[Collected data]
•••

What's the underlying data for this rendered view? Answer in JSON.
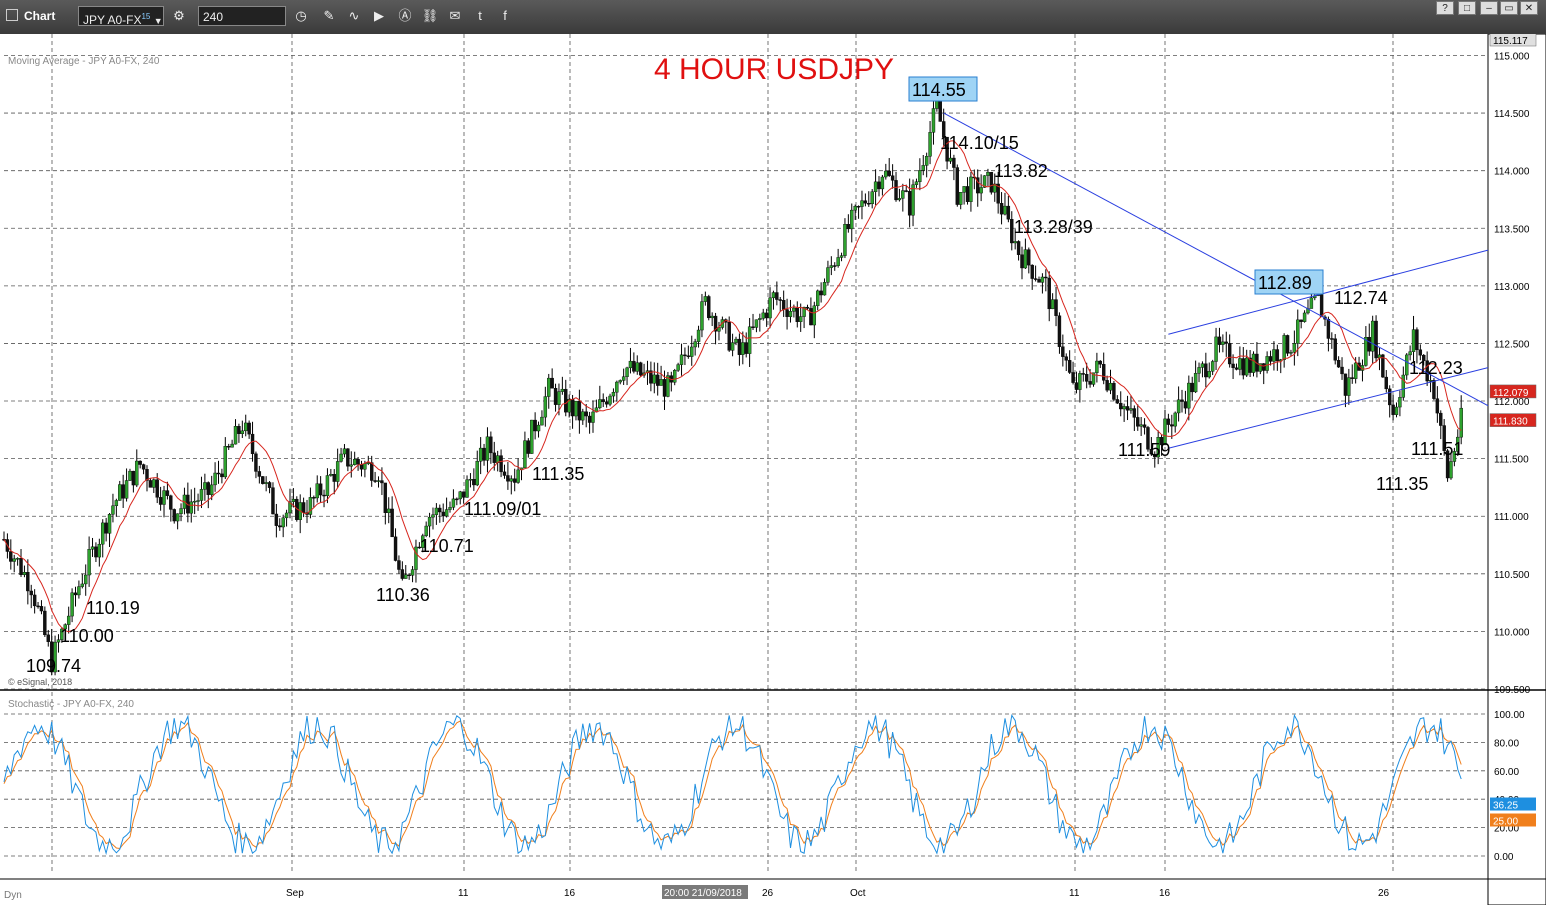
{
  "window": {
    "title": "Chart",
    "symbol": "JPY A0-FX",
    "symbol_sup": "15",
    "interval": "240",
    "controls": [
      "?",
      "□",
      "–",
      "▭",
      "✕"
    ]
  },
  "chart_data": [
    {
      "type": "candlestick",
      "title": "4 HOUR USDJPY",
      "subtitle": "Moving Average - JPY A0-FX, 240",
      "copyright": "© eSignal, 2018",
      "ylim": [
        109.5,
        115.117
      ],
      "y_ticks": [
        "115.000",
        "114.500",
        "114.000",
        "113.500",
        "113.000",
        "112.500",
        "112.000",
        "111.500",
        "111.000",
        "110.500",
        "110.000",
        "109.500"
      ],
      "x_ticks": [
        "Sep",
        "11",
        "16",
        "26",
        "Oct",
        "11",
        "16",
        "26"
      ],
      "crosshair_label": "20:00 21/09/2018",
      "price_tags": [
        {
          "label": "115.117",
          "value": 115.117,
          "color": "#e0e0e0"
        },
        {
          "label": "112.079",
          "value": 112.079,
          "color": "#d7261e"
        },
        {
          "label": "111.830",
          "value": 111.83,
          "color": "#d7261e"
        }
      ],
      "annotations": [
        {
          "text": "114.55",
          "boxed": true
        },
        {
          "text": "114.10/15"
        },
        {
          "text": "113.82"
        },
        {
          "text": "113.28/39"
        },
        {
          "text": "112.89",
          "boxed": true
        },
        {
          "text": "112.74"
        },
        {
          "text": "112.23"
        },
        {
          "text": "111.59"
        },
        {
          "text": "111.51"
        },
        {
          "text": "111.35"
        },
        {
          "text": "111.35"
        },
        {
          "text": "111.09/01"
        },
        {
          "text": "110.71"
        },
        {
          "text": "110.36"
        },
        {
          "text": "110.19"
        },
        {
          "text": "110.00"
        },
        {
          "text": "109.74"
        }
      ],
      "key_points": [
        {
          "x": 0,
          "y": 110.8
        },
        {
          "x": 8,
          "y": 110.4
        },
        {
          "x": 14,
          "y": 109.74
        },
        {
          "x": 22,
          "y": 110.4
        },
        {
          "x": 32,
          "y": 111.1
        },
        {
          "x": 40,
          "y": 111.45
        },
        {
          "x": 50,
          "y": 111.05
        },
        {
          "x": 60,
          "y": 111.2
        },
        {
          "x": 70,
          "y": 111.8
        },
        {
          "x": 80,
          "y": 111.0
        },
        {
          "x": 90,
          "y": 111.1
        },
        {
          "x": 100,
          "y": 111.5
        },
        {
          "x": 110,
          "y": 111.4
        },
        {
          "x": 117,
          "y": 110.36
        },
        {
          "x": 124,
          "y": 111.0
        },
        {
          "x": 133,
          "y": 111.1
        },
        {
          "x": 142,
          "y": 111.6
        },
        {
          "x": 150,
          "y": 111.35
        },
        {
          "x": 160,
          "y": 112.1
        },
        {
          "x": 172,
          "y": 111.8
        },
        {
          "x": 182,
          "y": 112.3
        },
        {
          "x": 196,
          "y": 112.1
        },
        {
          "x": 206,
          "y": 112.85
        },
        {
          "x": 216,
          "y": 112.4
        },
        {
          "x": 226,
          "y": 112.9
        },
        {
          "x": 236,
          "y": 112.7
        },
        {
          "x": 248,
          "y": 113.5
        },
        {
          "x": 258,
          "y": 114.0
        },
        {
          "x": 266,
          "y": 113.7
        },
        {
          "x": 274,
          "y": 114.55
        },
        {
          "x": 280,
          "y": 113.8
        },
        {
          "x": 290,
          "y": 113.9
        },
        {
          "x": 298,
          "y": 113.3
        },
        {
          "x": 306,
          "y": 113.0
        },
        {
          "x": 314,
          "y": 112.1
        },
        {
          "x": 322,
          "y": 112.3
        },
        {
          "x": 330,
          "y": 111.9
        },
        {
          "x": 338,
          "y": 111.6
        },
        {
          "x": 346,
          "y": 112.0
        },
        {
          "x": 356,
          "y": 112.45
        },
        {
          "x": 366,
          "y": 112.3
        },
        {
          "x": 378,
          "y": 112.5
        },
        {
          "x": 386,
          "y": 112.89
        },
        {
          "x": 394,
          "y": 112.1
        },
        {
          "x": 402,
          "y": 112.6
        },
        {
          "x": 408,
          "y": 111.9
        },
        {
          "x": 414,
          "y": 112.55
        },
        {
          "x": 420,
          "y": 112.1
        },
        {
          "x": 424,
          "y": 111.35
        },
        {
          "x": 428,
          "y": 111.83
        }
      ],
      "moving_average_color": "#d7261e",
      "trendlines_color": "#2a3fe0"
    },
    {
      "type": "line",
      "title": "Stochastic - JPY A0-FX, 240",
      "ylim": [
        0,
        100
      ],
      "y_ticks": [
        "100.00",
        "80.00",
        "60.00",
        "40.00",
        "20.00",
        "0.00"
      ],
      "series": [
        {
          "color": "#1e8fe0",
          "last": 36.25,
          "last_label": "36.25"
        },
        {
          "color": "#f07f1c",
          "last": 25.0,
          "last_label": "25.00"
        }
      ]
    }
  ],
  "footer": {
    "left_label": "Dyn"
  }
}
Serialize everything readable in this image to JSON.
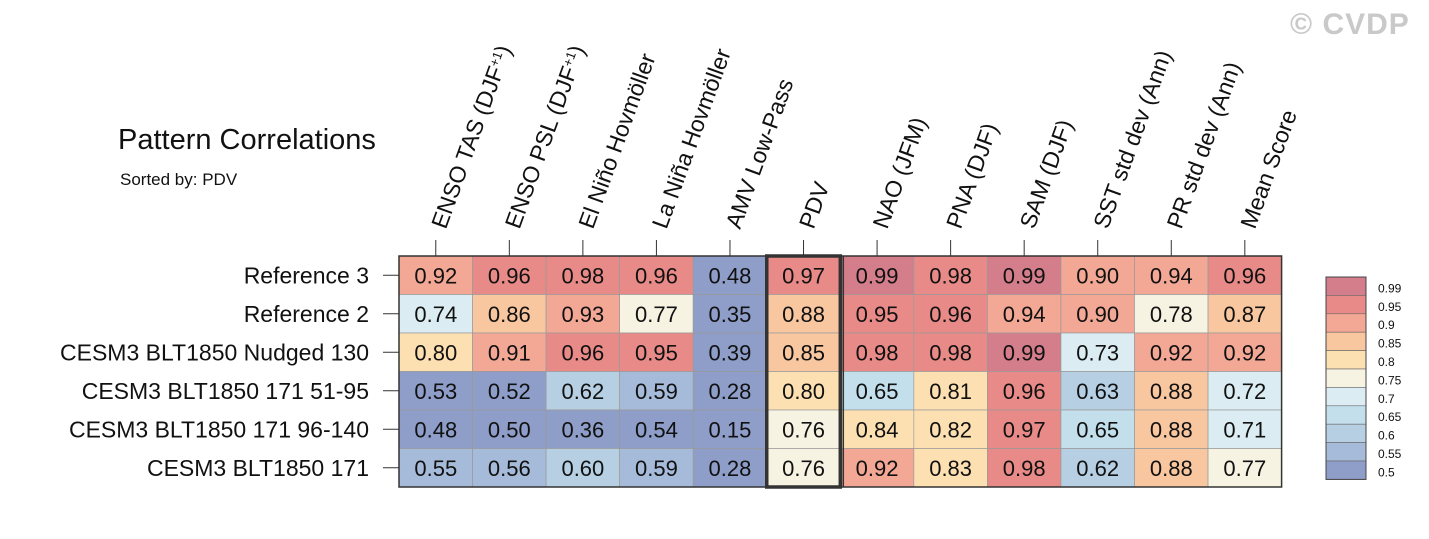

•••

■ **Your goal**:
Work out how many lines of the listing above include "this". Answer with the number and nothing more.

■ **Response to the exercise**:
2